## [EXERCISE DETAILS]
All the data should come back exactly as it was given.

^^^^^^^^^^^^^^^^

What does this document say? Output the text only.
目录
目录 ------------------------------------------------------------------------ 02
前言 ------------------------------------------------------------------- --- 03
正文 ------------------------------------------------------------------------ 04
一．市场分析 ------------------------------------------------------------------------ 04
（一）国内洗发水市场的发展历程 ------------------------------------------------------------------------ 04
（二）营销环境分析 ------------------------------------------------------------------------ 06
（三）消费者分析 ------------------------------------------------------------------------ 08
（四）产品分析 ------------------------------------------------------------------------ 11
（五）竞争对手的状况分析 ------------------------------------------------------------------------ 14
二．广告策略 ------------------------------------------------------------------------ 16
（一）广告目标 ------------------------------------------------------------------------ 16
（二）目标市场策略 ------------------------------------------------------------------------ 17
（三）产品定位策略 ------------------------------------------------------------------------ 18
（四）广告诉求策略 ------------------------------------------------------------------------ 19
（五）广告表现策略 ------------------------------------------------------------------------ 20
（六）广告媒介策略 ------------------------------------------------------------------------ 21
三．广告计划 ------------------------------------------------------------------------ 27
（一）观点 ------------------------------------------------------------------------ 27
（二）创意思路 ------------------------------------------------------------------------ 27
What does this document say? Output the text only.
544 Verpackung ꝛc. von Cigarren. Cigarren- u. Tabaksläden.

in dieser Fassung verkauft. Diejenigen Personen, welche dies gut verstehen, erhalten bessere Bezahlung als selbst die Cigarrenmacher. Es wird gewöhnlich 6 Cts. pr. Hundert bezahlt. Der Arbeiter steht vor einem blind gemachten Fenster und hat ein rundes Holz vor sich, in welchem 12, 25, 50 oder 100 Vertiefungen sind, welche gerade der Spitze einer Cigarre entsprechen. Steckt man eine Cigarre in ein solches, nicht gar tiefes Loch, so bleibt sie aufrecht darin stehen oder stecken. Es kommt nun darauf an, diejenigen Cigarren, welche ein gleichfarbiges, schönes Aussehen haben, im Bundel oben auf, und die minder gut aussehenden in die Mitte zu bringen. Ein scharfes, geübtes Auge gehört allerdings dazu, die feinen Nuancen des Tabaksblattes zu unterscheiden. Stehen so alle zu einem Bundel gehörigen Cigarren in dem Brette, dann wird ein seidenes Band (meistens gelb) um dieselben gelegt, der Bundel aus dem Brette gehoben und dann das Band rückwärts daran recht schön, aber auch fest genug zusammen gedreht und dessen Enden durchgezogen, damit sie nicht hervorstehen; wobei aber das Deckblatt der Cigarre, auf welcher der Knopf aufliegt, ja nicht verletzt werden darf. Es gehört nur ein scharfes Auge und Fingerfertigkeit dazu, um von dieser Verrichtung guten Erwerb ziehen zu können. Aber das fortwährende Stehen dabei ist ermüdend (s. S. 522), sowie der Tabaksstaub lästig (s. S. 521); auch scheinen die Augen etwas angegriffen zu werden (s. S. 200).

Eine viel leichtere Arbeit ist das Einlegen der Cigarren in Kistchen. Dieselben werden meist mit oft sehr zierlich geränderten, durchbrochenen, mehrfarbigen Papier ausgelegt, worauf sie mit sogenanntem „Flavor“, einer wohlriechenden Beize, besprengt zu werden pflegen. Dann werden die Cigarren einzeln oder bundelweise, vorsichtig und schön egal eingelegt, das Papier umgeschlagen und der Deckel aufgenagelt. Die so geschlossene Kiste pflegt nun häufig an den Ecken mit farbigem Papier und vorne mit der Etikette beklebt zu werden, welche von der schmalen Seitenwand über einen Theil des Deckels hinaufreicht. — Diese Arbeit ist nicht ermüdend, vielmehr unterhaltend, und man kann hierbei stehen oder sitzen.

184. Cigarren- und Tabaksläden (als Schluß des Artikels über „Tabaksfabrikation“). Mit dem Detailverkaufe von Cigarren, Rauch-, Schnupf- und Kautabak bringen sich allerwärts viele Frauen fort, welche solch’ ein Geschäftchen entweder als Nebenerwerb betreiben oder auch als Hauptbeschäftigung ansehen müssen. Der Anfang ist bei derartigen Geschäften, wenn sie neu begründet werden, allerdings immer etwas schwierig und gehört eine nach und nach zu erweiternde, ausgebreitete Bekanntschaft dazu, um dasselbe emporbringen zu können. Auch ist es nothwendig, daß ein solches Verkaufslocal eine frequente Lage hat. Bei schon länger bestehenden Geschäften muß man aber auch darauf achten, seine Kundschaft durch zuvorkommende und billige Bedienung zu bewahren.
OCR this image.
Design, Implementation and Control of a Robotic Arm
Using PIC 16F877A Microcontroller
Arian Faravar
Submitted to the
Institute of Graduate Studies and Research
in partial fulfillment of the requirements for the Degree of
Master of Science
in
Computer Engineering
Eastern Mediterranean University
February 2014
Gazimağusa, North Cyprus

^^^^^^^^^^^^^^^^

## [FINAL ANSWER]
What does this document say? Output the text only.
目录
目录 ------------------------------------------------------------------------ 02
前言 ------------------------------------------------------------------- --- 03
正文 ------------------------------------------------------------------------ 04
一．市场分析 ------------------------------------------------------------------------ 04
（一）国内洗发水市场的发展历程 ------------------------------------------------------------------------ 04
（二）营销环境分析 ------------------------------------------------------------------------ 06
（三）消费者分析 ------------------------------------------------------------------------ 08
（四）产品分析 ------------------------------------------------------------------------ 11
（五）竞争对手的状况分析 ------------------------------------------------------------------------ 14
二．广告策略 ------------------------------------------------------------------------ 16
（一）广告目标 ------------------------------------------------------------------------ 16
（二）目标市场策略 ------------------------------------------------------------------------ 17
（三）产品定位策略 ------------------------------------------------------------------------ 18
（四）广告诉求策略 ------------------------------------------------------------------------ 19
（五）广告表现策略 ------------------------------------------------------------------------ 20
（六）广告媒介策略 ------------------------------------------------------------------------ 21
三．广告计划 ------------------------------------------------------------------------ 27
（一）观点 ------------------------------------------------------------------------ 27
（二）创意思路 ------------------------------------------------------------------------ 27
What does this document say? Output the text only.
544 Verpackung ꝛc. von Cigarren. Cigarren- u. Tabaksläden.

in dieser Fassung verkauft. Diejenigen Personen, welche dies gut verstehen, erhalten bessere Bezahlung als selbst die Cigarrenmacher. Es wird gewöhnlich 6 Cts. pr. Hundert bezahlt. Der Arbeiter steht vor einem blind gemachten Fenster und hat ein rundes Holz vor sich, in welchem 12, 25, 50 oder 100 Vertiefungen sind, welche gerade der Spitze einer Cigarre entsprechen. Steckt man eine Cigarre in ein solches, nicht gar tiefes Loch, so bleibt sie aufrecht darin stehen oder stecken. Es kommt nun darauf an, diejenigen Cigarren, welche ein gleichfarbiges, schönes Aussehen haben, im Bundel oben auf, und die minder gut aussehenden in die Mitte zu bringen. Ein scharfes, geübtes Auge gehört allerdings dazu, die feinen Nuancen des Tabaksblattes zu unterscheiden. Stehen so alle zu einem Bundel gehörigen Cigarren in dem Brette, dann wird ein seidenes Band (meistens gelb) um dieselben gelegt, der Bundel aus dem Brette gehoben und dann das Band rückwärts daran recht schön, aber auch fest genug zusammen gedreht und dessen Enden durchgezogen, damit sie nicht hervorstehen; wobei aber das Deckblatt der Cigarre, auf welcher der Knopf aufliegt, ja nicht verletzt werden darf. Es gehört nur ein scharfes Auge und Fingerfertigkeit dazu, um von dieser Verrichtung guten Erwerb ziehen zu können. Aber das fortwährende Stehen dabei ist ermüdend (s. S. 522), sowie der Tabaksstaub lästig (s. S. 521); auch scheinen die Augen etwas angegriffen zu werden (s. S. 200).

Eine viel leichtere Arbeit ist das Einlegen der Cigarren in Kistchen. Dieselben werden meist mit oft sehr zierlich geränderten, durchbrochenen, mehrfarbigen Papier ausgelegt, worauf sie mit sogenanntem „Flavor“, einer wohlriechenden Beize, besprengt zu werden pflegen. Dann werden die Cigarren einzeln oder bundelweise, vorsichtig und schön egal eingelegt, das Papier umgeschlagen und der Deckel aufgenagelt. Die so geschlossene Kiste pflegt nun häufig an den Ecken mit farbigem Papier und vorne mit der Etikette beklebt zu werden, welche von der schmalen Seitenwand über einen Theil des Deckels hinaufreicht. — Diese Arbeit ist nicht ermüdend, vielmehr unterhaltend, und man kann hierbei stehen oder sitzen.

184. Cigarren- und Tabaksläden (als Schluß des Artikels über „Tabaksfabrikation“). Mit dem Detailverkaufe von Cigarren, Rauch-, Schnupf- und Kautabak bringen sich allerwärts viele Frauen fort, welche solch’ ein Geschäftchen entweder als Nebenerwerb betreiben oder auch als Hauptbeschäftigung ansehen müssen. Der Anfang ist bei derartigen Geschäften, wenn sie neu begründet werden, allerdings immer etwas schwierig und gehört eine nach und nach zu erweiternde, ausgebreitete Bekanntschaft dazu, um dasselbe emporbringen zu können. Auch ist es nothwendig, daß ein solches Verkaufslocal eine frequente Lage hat. Bei schon länger bestehenden Geschäften muß man aber auch darauf achten, seine Kundschaft durch zuvorkommende und billige Bedienung zu bewahren.
OCR this image.
Design, Implementation and Control of a Robotic Arm
Using PIC 16F877A Microcontroller
Arian Faravar
Submitted to the
Institute of Graduate Studies and Research
in partial fulfillment of the requirements for the Degree of
Master of Science
in
Computer Engineering
Eastern Mediterranean University
February 2014
Gazimağusa, North Cyprus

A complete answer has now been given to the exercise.